● MATERIAL PROVIDED:
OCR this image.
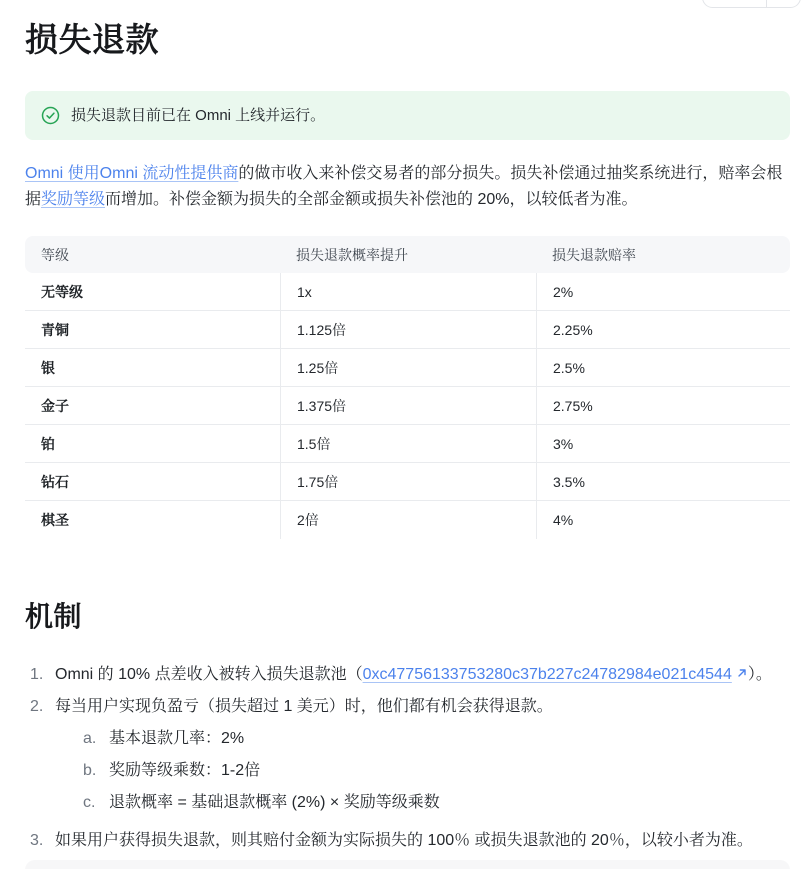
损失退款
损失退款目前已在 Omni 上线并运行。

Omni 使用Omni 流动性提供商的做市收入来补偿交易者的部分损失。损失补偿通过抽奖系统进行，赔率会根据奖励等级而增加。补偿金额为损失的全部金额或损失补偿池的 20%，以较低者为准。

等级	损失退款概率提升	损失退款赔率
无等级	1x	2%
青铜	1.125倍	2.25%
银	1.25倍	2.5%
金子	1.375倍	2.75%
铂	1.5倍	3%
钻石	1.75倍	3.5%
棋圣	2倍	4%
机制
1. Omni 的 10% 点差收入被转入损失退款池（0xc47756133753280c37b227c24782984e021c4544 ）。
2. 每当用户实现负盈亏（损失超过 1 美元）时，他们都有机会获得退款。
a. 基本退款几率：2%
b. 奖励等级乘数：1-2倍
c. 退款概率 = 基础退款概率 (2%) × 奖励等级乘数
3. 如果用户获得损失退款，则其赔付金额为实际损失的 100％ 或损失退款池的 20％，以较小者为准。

● PROBLEM DESCRIPTION:
From start to finish, output the listing exactly, but omit its pictures.

● THE RESPONSE:
OCR this image.
损失退款
损失退款目前已在 Omni 上线并运行。

Omni 使用Omni 流动性提供商的做市收入来补偿交易者的部分损失。损失补偿通过抽奖系统进行，赔率会根据奖励等级而增加。补偿金额为损失的全部金额或损失补偿池的 20%，以较低者为准。

等级	损失退款概率提升	损失退款赔率
无等级	1x	2%
青铜	1.125倍	2.25%
银	1.25倍	2.5%
金子	1.375倍	2.75%
铂	1.5倍	3%
钻石	1.75倍	3.5%
棋圣	2倍	4%
机制
1. Omni 的 10% 点差收入被转入损失退款池（0xc47756133753280c37b227c24782984e021c4544 ）。
2. 每当用户实现负盈亏（损失超过 1 美元）时，他们都有机会获得退款。
a. 基本退款几率：2%
b. 奖励等级乘数：1-2倍
c. 退款概率 = 基础退款概率 (2%) × 奖励等级乘数
3. 如果用户获得损失退款，则其赔付金额为实际损失的 100％ 或损失退款池的 20％，以较小者为准。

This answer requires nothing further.